• Material supplied:
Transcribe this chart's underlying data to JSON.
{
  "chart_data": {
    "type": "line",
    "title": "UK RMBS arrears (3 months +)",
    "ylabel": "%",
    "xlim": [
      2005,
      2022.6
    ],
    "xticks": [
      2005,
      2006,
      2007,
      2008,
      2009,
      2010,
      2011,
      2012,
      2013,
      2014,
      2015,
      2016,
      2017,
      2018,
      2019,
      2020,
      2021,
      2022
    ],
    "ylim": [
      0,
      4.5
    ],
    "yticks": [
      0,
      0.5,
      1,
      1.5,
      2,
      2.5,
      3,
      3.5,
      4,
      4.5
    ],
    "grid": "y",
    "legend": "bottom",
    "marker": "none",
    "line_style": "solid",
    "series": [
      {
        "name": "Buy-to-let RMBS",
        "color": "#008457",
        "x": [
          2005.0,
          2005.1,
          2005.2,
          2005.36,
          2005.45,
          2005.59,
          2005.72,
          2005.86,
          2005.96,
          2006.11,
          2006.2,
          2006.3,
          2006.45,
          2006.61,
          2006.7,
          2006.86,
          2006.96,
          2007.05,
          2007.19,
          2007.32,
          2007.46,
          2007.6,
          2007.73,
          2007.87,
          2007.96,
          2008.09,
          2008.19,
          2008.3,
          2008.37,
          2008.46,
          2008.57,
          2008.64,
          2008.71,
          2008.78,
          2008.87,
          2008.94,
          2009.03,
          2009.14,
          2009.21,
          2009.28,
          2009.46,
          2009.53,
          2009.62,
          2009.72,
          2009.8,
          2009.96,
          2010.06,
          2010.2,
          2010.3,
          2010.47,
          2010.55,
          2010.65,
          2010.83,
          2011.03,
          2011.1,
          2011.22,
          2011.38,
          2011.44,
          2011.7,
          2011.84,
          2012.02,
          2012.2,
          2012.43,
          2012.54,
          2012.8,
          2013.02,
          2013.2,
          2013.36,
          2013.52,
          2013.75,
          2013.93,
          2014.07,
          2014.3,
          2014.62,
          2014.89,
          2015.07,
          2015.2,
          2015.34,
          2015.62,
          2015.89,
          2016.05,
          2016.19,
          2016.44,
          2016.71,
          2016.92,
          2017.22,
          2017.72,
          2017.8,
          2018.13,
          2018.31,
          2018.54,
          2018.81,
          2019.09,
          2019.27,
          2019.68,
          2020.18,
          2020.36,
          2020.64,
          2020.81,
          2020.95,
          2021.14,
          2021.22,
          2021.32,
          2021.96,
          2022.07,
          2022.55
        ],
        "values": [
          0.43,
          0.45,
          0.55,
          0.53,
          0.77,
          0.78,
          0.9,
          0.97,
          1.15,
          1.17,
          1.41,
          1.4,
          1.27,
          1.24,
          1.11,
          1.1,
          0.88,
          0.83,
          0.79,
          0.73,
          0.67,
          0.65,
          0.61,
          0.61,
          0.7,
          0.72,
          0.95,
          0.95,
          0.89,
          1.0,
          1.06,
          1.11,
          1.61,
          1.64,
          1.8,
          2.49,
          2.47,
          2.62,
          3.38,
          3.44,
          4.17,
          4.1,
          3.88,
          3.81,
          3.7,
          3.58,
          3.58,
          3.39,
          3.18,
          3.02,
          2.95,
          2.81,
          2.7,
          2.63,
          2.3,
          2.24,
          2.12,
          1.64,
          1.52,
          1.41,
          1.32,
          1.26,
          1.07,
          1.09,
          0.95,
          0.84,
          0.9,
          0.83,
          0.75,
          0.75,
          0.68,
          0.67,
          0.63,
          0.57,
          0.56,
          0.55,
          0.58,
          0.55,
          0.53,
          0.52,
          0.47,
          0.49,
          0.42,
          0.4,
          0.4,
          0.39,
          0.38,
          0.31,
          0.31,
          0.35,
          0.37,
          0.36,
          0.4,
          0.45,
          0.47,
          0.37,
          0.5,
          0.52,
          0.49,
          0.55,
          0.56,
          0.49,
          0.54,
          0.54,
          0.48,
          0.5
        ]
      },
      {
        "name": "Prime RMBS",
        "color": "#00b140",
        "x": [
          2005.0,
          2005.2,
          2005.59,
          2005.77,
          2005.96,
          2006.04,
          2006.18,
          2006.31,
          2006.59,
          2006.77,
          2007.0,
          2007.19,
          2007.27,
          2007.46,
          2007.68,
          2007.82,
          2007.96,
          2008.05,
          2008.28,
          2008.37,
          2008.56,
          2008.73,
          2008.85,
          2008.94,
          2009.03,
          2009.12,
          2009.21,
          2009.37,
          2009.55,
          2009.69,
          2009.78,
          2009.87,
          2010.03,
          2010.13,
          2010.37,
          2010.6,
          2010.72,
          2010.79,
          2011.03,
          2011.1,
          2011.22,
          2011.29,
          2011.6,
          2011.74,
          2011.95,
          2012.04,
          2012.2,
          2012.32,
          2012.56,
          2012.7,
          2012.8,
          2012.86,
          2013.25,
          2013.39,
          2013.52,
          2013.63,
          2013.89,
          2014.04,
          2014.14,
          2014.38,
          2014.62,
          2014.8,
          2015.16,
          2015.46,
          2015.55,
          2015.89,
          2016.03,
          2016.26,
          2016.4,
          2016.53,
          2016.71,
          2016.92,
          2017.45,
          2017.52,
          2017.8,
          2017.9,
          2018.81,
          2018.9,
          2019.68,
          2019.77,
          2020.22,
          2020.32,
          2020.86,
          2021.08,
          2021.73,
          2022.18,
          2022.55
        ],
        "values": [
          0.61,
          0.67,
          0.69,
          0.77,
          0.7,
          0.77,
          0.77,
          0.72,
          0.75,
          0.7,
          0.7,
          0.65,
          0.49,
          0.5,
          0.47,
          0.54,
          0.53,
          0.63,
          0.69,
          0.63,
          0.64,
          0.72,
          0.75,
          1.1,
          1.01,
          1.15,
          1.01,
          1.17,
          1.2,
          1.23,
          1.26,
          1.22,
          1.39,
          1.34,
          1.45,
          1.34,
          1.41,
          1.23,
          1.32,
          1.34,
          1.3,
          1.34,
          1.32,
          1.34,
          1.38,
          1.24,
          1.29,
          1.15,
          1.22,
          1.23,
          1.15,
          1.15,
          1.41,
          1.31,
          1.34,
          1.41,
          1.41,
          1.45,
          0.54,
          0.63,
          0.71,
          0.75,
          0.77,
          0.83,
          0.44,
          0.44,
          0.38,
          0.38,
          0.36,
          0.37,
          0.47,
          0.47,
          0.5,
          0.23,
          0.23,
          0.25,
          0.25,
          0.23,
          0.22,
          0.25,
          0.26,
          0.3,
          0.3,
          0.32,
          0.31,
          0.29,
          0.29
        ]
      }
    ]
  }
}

• Exercise requirements: Reproduce the entries above in full, verbatim.

• Answer for the task:
Transcribe this chart's underlying data to JSON.
{
  "chart_data": {
    "type": "line",
    "title": "UK RMBS arrears (3 months +)",
    "ylabel": "%",
    "xlim": [
      2005,
      2022.6
    ],
    "xticks": [
      2005,
      2006,
      2007,
      2008,
      2009,
      2010,
      2011,
      2012,
      2013,
      2014,
      2015,
      2016,
      2017,
      2018,
      2019,
      2020,
      2021,
      2022
    ],
    "ylim": [
      0,
      4.5
    ],
    "yticks": [
      0,
      0.5,
      1,
      1.5,
      2,
      2.5,
      3,
      3.5,
      4,
      4.5
    ],
    "grid": "y",
    "legend": "bottom",
    "marker": "none",
    "line_style": "solid",
    "series": [
      {
        "name": "Buy-to-let RMBS",
        "color": "#008457",
        "x": [
          2005.0,
          2005.1,
          2005.2,
          2005.36,
          2005.45,
          2005.59,
          2005.72,
          2005.86,
          2005.96,
          2006.11,
          2006.2,
          2006.3,
          2006.45,
          2006.61,
          2006.7,
          2006.86,
          2006.96,
          2007.05,
          2007.19,
          2007.32,
          2007.46,
          2007.6,
          2007.73,
          2007.87,
          2007.96,
          2008.09,
          2008.19,
          2008.3,
          2008.37,
          2008.46,
          2008.57,
          2008.64,
          2008.71,
          2008.78,
          2008.87,
          2008.94,
          2009.03,
          2009.14,
          2009.21,
          2009.28,
          2009.46,
          2009.53,
          2009.62,
          2009.72,
          2009.8,
          2009.96,
          2010.06,
          2010.2,
          2010.3,
          2010.47,
          2010.55,
          2010.65,
          2010.83,
          2011.03,
          2011.1,
          2011.22,
          2011.38,
          2011.44,
          2011.7,
          2011.84,
          2012.02,
          2012.2,
          2012.43,
          2012.54,
          2012.8,
          2013.02,
          2013.2,
          2013.36,
          2013.52,
          2013.75,
          2013.93,
          2014.07,
          2014.3,
          2014.62,
          2014.89,
          2015.07,
          2015.2,
          2015.34,
          2015.62,
          2015.89,
          2016.05,
          2016.19,
          2016.44,
          2016.71,
          2016.92,
          2017.22,
          2017.72,
          2017.8,
          2018.13,
          2018.31,
          2018.54,
          2018.81,
          2019.09,
          2019.27,
          2019.68,
          2020.18,
          2020.36,
          2020.64,
          2020.81,
          2020.95,
          2021.14,
          2021.22,
          2021.32,
          2021.96,
          2022.07,
          2022.55
        ],
        "values": [
          0.43,
          0.45,
          0.55,
          0.53,
          0.77,
          0.78,
          0.9,
          0.97,
          1.15,
          1.17,
          1.41,
          1.4,
          1.27,
          1.24,
          1.11,
          1.1,
          0.88,
          0.83,
          0.79,
          0.73,
          0.67,
          0.65,
          0.61,
          0.61,
          0.7,
          0.72,
          0.95,
          0.95,
          0.89,
          1.0,
          1.06,
          1.11,
          1.61,
          1.64,
          1.8,
          2.49,
          2.47,
          2.62,
          3.38,
          3.44,
          4.17,
          4.1,
          3.88,
          3.81,
          3.7,
          3.58,
          3.58,
          3.39,
          3.18,
          3.02,
          2.95,
          2.81,
          2.7,
          2.63,
          2.3,
          2.24,
          2.12,
          1.64,
          1.52,
          1.41,
          1.32,
          1.26,
          1.07,
          1.09,
          0.95,
          0.84,
          0.9,
          0.83,
          0.75,
          0.75,
          0.68,
          0.67,
          0.63,
          0.57,
          0.56,
          0.55,
          0.58,
          0.55,
          0.53,
          0.52,
          0.47,
          0.49,
          0.42,
          0.4,
          0.4,
          0.39,
          0.38,
          0.31,
          0.31,
          0.35,
          0.37,
          0.36,
          0.4,
          0.45,
          0.47,
          0.37,
          0.5,
          0.52,
          0.49,
          0.55,
          0.56,
          0.49,
          0.54,
          0.54,
          0.48,
          0.5
        ]
      },
      {
        "name": "Prime RMBS",
        "color": "#00b140",
        "x": [
          2005.0,
          2005.2,
          2005.59,
          2005.77,
          2005.96,
          2006.04,
          2006.18,
          2006.31,
          2006.59,
          2006.77,
          2007.0,
          2007.19,
          2007.27,
          2007.46,
          2007.68,
          2007.82,
          2007.96,
          2008.05,
          2008.28,
          2008.37,
          2008.56,
          2008.73,
          2008.85,
          2008.94,
          2009.03,
          2009.12,
          2009.21,
          2009.37,
          2009.55,
          2009.69,
          2009.78,
          2009.87,
          2010.03,
          2010.13,
          2010.37,
          2010.6,
          2010.72,
          2010.79,
          2011.03,
          2011.1,
          2011.22,
          2011.29,
          2011.6,
          2011.74,
          2011.95,
          2012.04,
          2012.2,
          2012.32,
          2012.56,
          2012.7,
          2012.8,
          2012.86,
          2013.25,
          2013.39,
          2013.52,
          2013.63,
          2013.89,
          2014.04,
          2014.14,
          2014.38,
          2014.62,
          2014.8,
          2015.16,
          2015.46,
          2015.55,
          2015.89,
          2016.03,
          2016.26,
          2016.4,
          2016.53,
          2016.71,
          2016.92,
          2017.45,
          2017.52,
          2017.8,
          2017.9,
          2018.81,
          2018.9,
          2019.68,
          2019.77,
          2020.22,
          2020.32,
          2020.86,
          2021.08,
          2021.73,
          2022.18,
          2022.55
        ],
        "values": [
          0.61,
          0.67,
          0.69,
          0.77,
          0.7,
          0.77,
          0.77,
          0.72,
          0.75,
          0.7,
          0.7,
          0.65,
          0.49,
          0.5,
          0.47,
          0.54,
          0.53,
          0.63,
          0.69,
          0.63,
          0.64,
          0.72,
          0.75,
          1.1,
          1.01,
          1.15,
          1.01,
          1.17,
          1.2,
          1.23,
          1.26,
          1.22,
          1.39,
          1.34,
          1.45,
          1.34,
          1.41,
          1.23,
          1.32,
          1.34,
          1.3,
          1.34,
          1.32,
          1.34,
          1.38,
          1.24,
          1.29,
          1.15,
          1.22,
          1.23,
          1.15,
          1.15,
          1.41,
          1.31,
          1.34,
          1.41,
          1.41,
          1.45,
          0.54,
          0.63,
          0.71,
          0.75,
          0.77,
          0.83,
          0.44,
          0.44,
          0.38,
          0.38,
          0.36,
          0.37,
          0.47,
          0.47,
          0.5,
          0.23,
          0.23,
          0.25,
          0.25,
          0.23,
          0.22,
          0.25,
          0.26,
          0.3,
          0.3,
          0.32,
          0.31,
          0.29,
          0.29
        ]
      }
    ]
  }
}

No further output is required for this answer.